▶ **Exercise prompt**
Show all lines that include the string "frac"; copy each one.

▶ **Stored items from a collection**
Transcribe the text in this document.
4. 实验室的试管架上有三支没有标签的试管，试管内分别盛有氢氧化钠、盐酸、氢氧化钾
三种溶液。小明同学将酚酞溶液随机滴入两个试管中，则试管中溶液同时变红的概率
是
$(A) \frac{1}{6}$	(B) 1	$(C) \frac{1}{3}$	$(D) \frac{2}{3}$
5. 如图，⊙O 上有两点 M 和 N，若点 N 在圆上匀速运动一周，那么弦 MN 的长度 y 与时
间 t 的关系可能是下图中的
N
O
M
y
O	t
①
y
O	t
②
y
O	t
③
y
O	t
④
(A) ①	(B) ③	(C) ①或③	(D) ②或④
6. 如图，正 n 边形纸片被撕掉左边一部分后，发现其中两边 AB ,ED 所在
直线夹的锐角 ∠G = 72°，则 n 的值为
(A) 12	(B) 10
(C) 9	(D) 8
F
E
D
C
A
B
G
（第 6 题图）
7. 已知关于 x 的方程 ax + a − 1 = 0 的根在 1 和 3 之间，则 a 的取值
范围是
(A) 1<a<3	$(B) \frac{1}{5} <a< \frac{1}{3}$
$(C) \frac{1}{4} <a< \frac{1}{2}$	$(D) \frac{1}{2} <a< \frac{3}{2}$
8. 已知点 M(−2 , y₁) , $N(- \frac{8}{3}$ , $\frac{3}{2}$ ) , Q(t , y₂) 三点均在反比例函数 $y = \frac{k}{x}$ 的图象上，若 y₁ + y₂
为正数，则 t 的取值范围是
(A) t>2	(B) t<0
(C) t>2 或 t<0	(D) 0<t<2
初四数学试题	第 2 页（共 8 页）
...
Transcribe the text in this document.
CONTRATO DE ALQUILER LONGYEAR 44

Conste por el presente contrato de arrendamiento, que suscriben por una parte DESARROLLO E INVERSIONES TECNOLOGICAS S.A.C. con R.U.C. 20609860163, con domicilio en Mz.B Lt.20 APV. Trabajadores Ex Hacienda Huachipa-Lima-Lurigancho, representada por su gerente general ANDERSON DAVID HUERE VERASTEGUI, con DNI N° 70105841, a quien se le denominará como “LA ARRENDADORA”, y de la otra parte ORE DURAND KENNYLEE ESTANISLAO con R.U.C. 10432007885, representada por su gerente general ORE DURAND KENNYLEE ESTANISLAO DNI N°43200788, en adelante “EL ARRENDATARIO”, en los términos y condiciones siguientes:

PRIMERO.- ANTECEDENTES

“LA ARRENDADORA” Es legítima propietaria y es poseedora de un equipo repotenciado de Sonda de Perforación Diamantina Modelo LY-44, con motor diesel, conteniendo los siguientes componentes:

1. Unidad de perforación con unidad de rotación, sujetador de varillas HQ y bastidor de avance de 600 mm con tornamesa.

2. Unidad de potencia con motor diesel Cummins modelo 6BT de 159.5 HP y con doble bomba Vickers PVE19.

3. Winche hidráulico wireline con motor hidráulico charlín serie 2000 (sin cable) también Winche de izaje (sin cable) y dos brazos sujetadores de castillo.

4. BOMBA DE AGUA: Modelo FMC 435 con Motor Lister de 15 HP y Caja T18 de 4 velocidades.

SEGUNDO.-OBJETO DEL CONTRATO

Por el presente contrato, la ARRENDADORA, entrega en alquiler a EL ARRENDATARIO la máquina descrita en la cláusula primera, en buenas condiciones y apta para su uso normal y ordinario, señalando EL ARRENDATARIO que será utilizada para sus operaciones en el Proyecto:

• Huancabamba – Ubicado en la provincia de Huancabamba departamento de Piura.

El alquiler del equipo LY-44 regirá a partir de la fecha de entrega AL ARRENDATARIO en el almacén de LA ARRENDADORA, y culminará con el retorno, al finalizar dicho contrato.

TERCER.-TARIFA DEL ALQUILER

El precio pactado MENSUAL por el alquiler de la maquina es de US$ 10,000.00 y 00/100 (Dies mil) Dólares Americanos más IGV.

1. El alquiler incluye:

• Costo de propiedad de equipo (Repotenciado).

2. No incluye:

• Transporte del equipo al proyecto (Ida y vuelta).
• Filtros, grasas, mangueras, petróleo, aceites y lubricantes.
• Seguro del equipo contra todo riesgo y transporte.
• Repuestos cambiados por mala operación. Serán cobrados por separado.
==
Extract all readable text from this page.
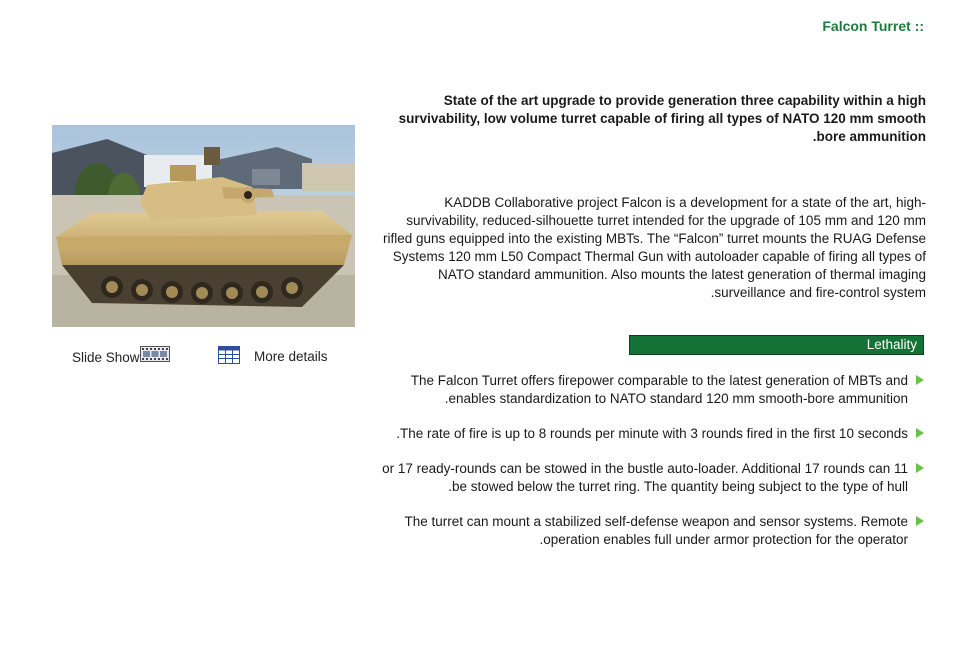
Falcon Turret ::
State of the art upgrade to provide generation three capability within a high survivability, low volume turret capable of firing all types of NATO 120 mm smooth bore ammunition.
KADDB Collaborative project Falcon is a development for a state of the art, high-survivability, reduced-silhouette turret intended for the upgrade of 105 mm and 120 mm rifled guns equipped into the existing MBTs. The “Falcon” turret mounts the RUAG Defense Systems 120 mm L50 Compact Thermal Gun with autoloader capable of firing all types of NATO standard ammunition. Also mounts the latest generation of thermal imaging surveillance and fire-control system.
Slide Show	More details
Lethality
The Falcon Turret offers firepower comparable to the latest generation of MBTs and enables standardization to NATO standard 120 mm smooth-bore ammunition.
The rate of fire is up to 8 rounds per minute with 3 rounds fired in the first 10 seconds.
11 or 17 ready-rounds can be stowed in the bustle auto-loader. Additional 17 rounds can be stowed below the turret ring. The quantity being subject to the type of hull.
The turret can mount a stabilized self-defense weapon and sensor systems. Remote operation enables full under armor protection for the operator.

▶ **Answer for the task**
$(A) \frac{1}{6}$	(B) 1	$(C) \frac{1}{3}$	$(D) \frac{2}{3}$
(A) 1<a<3	$(B) \frac{1}{5} <a< \frac{1}{3}$
$(C) \frac{1}{4} <a< \frac{1}{2}$	$(D) \frac{1}{2} <a< \frac{3}{2}$
8. 已知点 M(−2 , y₁) , $N(- \frac{8}{3}$ , $\frac{3}{2}$ ) , Q(t , y₂) 三点均在反比例函数 $y = \frac{k}{x}$ 的图象上，若 y₁ + y₂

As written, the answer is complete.